**Written problem 1:**
Decide whether each statement below agrees with the text about Some Bizzare. Give yes or no for each, with the deciding words of the text quoted exactly.
(a) Stevo offered Depeche Mode a management contract.
(b) The Depeche Mode track 'Photographic' was produced by Miller.
(c) Thirlwell's first Foetus record was financed in 1980.

When asked in 1990 by Ian Gittins if he shared any affinity with the likes of 4AD, Factory or Mute, Stevo’s response might have been easily guessed. “Yeah, but I think I’m better than all three of them, musically speaking… I look at Some Bizzare like this – a sculptor with mallet and chisel, or an artist in a recording studio, or a painter with a canvas, that’s the outlet for their frustration. They all have an outlet for their creativity. Some Bizzare is my outlet, and the way I sign people up is very particular. I’m playing chess, and I’m going to win.”
Stevo’s link to Miller initially come through Depeche Mode, though via long-term collaborator Jim Thirlwell [an Australian ex-pat raised in Brooklyn whose artistic nom de plume was Foetus] he also brought subsequent Mute mainstays Einsturzende Neubaten to British ears. Depeche were unsure whether committing a track to Stevo’s proposed ‘futurist’ compilation would be in their long-term interests. It was during these negotiations that Stevo first suggested they approach Mute (in the end their track ‘Photographic’, produced by Miller, did indeed emerge on the Some Bizzare compilation). Ultimately, though, he would pass on offering Depeche Mode a management contract, as he had Soft Cell and The The, telling Simon Reynolds in Rip It Up that they were ‘too commercial and poppy’ for his tastes. Yet that was certainly part of Depeche Mode’s appeal to Miller.
Thirlwell, meanwhile, also had his own label, Self Immolation, for his various exploits as Foetus (later serving as a ‘vanity’ stamp on his Some Bizzare releases). In a Magnet interview with Matt Johnson, Thirlwell remembered how the imprint grew out of his job in retail at Virgin – and how easy it was to benefit both in terms of finances and resources from the indie label surge. “I worked behind the singles counter for a couple of years. After that, I moved on to the warehouse, where I was buying all the independent 7-inches and 12-inches for the entire chain. So it was like, ‘Ooh, looks like we’re sold out of Foetus records. I guess I’ll have to order some more. I was just giving them away. I was buying them from myself. I was working at Virgin and doing Foetus concurrently. The way Foetus came about was when my lung collapsed. I had glandular fever. I was squatting at the time. I was out of commission for two months, collecting unemployment from Virgin. I couldn’t get out of bed, so I put all that money towards the studio, and that financed my first Foetus record. That was in 1980.”

[Layout region records]

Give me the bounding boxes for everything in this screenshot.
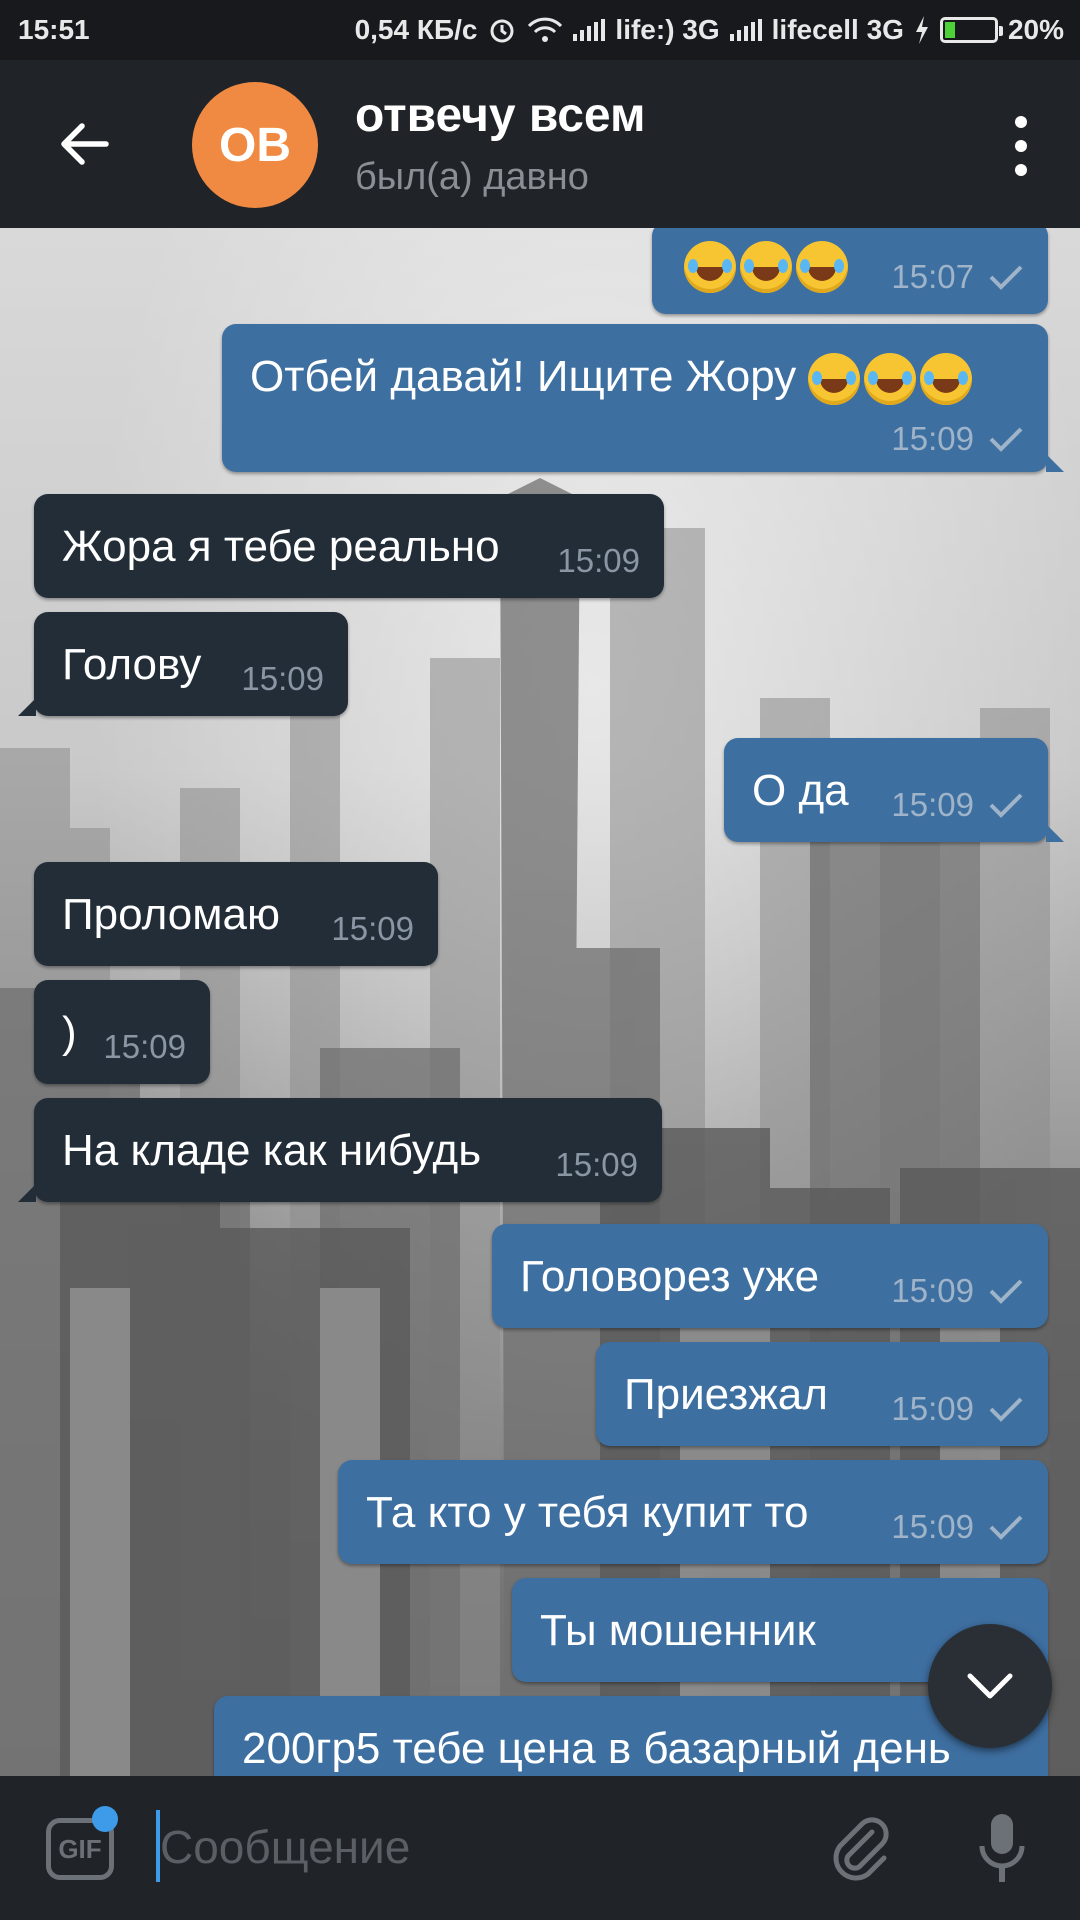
outgoing-message[interactable]: О да 15:09 [724,738,1064,842]
outgoing-message[interactable]: Та кто у тебя купит то 15:09 [338,1460,1048,1564]
message-time: 15:09 [331,910,414,947]
message-input[interactable]: Сообщение [160,1820,410,1874]
signal-icon [729,19,762,41]
network-speed: 0,54 КБ/с [354,14,478,45]
more-options-icon[interactable] [1006,116,1036,176]
message-time: 15:09 [891,1390,974,1427]
message-text: На кладе как нибудь [62,1126,482,1175]
bubble-tail [1046,454,1064,472]
tears-of-joy-emoji-icon [808,353,861,406]
scroll-down-button[interactable] [928,1624,1052,1748]
tears-of-joy-emoji-icon [920,353,973,406]
message-text: 200гр5 тебе цена в базарный день [242,1724,951,1773]
message-text: Жора я тебе реально [62,522,500,571]
message-text: Головорез уже [520,1252,820,1301]
chevron-down-icon [967,1673,1013,1699]
message-time: 15:09 [557,542,640,579]
microphone-icon[interactable] [972,1810,1032,1890]
sent-check-icon [989,793,1023,818]
last-seen-status: был(а) давно [355,156,589,198]
outgoing-message[interactable]: Приезжал 15:09 [596,1342,1048,1446]
chat-header: OB отвечу всем был(а) давно [0,60,1080,228]
bubble-tail [1046,824,1064,842]
message-text: Приезжал [624,1370,828,1419]
message-text: Голову [62,640,202,689]
message-time: 15:09 [891,1508,974,1545]
tears-of-joy-emoji-icon [796,241,848,294]
incoming-message[interactable]: ) 15:09 [34,980,210,1084]
message-time: 15:09 [103,1028,186,1065]
message-text: Ты мошенник [540,1606,816,1655]
message-text: О да [752,766,849,815]
message-text: Та кто у тебя купит то [366,1488,809,1537]
sent-check-icon [989,1515,1023,1540]
tears-of-joy-emoji-icon [684,241,736,294]
message-time: 15:07 [891,258,974,295]
incoming-message[interactable]: Проломаю 15:09 [34,862,438,966]
charging-icon [915,16,928,44]
message-time: 15:09 [891,1272,974,1309]
wifi-icon [528,17,563,42]
bubble-tail [18,698,36,716]
back-arrow-icon[interactable] [54,114,114,174]
outgoing-message[interactable]: Головорез уже 15:09 [492,1224,1048,1328]
signal-icon [573,19,606,41]
message-time: 15:09 [891,420,974,457]
tears-of-joy-emoji-icon [864,353,917,406]
message-list[interactable]: 15:07 Отбей давай! Ищите Жору 15:09 Жора я … [0,228,1080,1776]
outgoing-message[interactable]: Отбей давай! Ищите Жору 15:09 [222,324,1064,472]
carrier-1: life:) 3G [615,14,720,45]
sent-check-icon [989,265,1023,290]
message-time: 15:09 [555,1146,638,1183]
message-text: ) [62,1008,77,1057]
message-time: 15:09 [241,660,324,697]
message-text: Проломаю [62,890,280,939]
status-time: 15:51 [18,14,90,45]
battery-percent: 20% [1007,14,1064,45]
bubble-tail [18,1184,36,1202]
avatar[interactable]: OB [192,82,318,208]
incoming-message[interactable]: Голову 15:09 [18,612,348,716]
chat-title[interactable]: отвечу всем [355,88,645,143]
message-text [680,240,848,294]
incoming-message[interactable]: На кладе как нибудь 15:09 [18,1098,662,1202]
notification-dot [92,1806,118,1832]
outgoing-message[interactable]: 200гр5 тебе цена в базарный день [214,1696,1048,1776]
sent-check-icon [989,427,1023,452]
message-composer: GIF Сообщение [0,1776,1080,1920]
tears-of-joy-emoji-icon [740,241,792,294]
status-bar: 15:51 0,54 КБ/с life:) 3G lifecell 3G 20… [0,0,1080,60]
incoming-message[interactable]: Жора я тебе реально 15:09 [34,494,664,598]
battery-icon [939,17,1003,43]
sent-check-icon [989,1397,1023,1422]
sent-check-icon [989,1279,1023,1304]
outgoing-message[interactable]: 15:07 [652,228,1048,314]
carrier-2: lifecell 3G [771,14,904,45]
message-time: 15:09 [891,786,974,823]
attach-paperclip-icon[interactable] [828,1816,894,1882]
alarm-icon [490,19,514,43]
message-text: Отбей давай! Ищите Жору [250,352,973,406]
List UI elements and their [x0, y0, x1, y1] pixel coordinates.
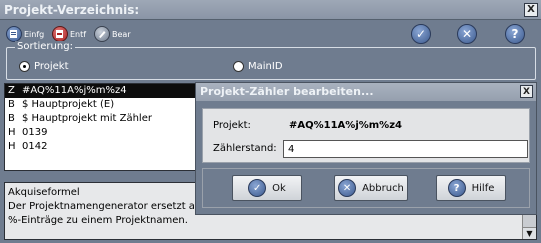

**Written problem 2:** Please repeat the lines of the entries above, starting at the line that contains "outgoing-message[interactable]: О да" and ending at the line that contains "signal-icon [729,19,762,41]".

**Written reply 1:**
(a) No: "Ultimately, though, he would pass on offering Depeche Mode a management contract"
(b) Yes: "their track ‘Photographic’, produced by Miller, did indeed emerge on the Some Bizzare compilation"
(c) Yes: "that financed my first Foetus record. That was in 1980."

**Written reply 2:**
outgoing-message[interactable]: О да 15:09 [724,738,1064,842]
outgoing-message[interactable]: Та кто у тебя купит то 15:09 [338,1460,1048,1564]
message-time: 15:09 [331,910,414,947]
message-input[interactable]: Сообщение [160,1820,410,1874]
signal-icon [729,19,762,41]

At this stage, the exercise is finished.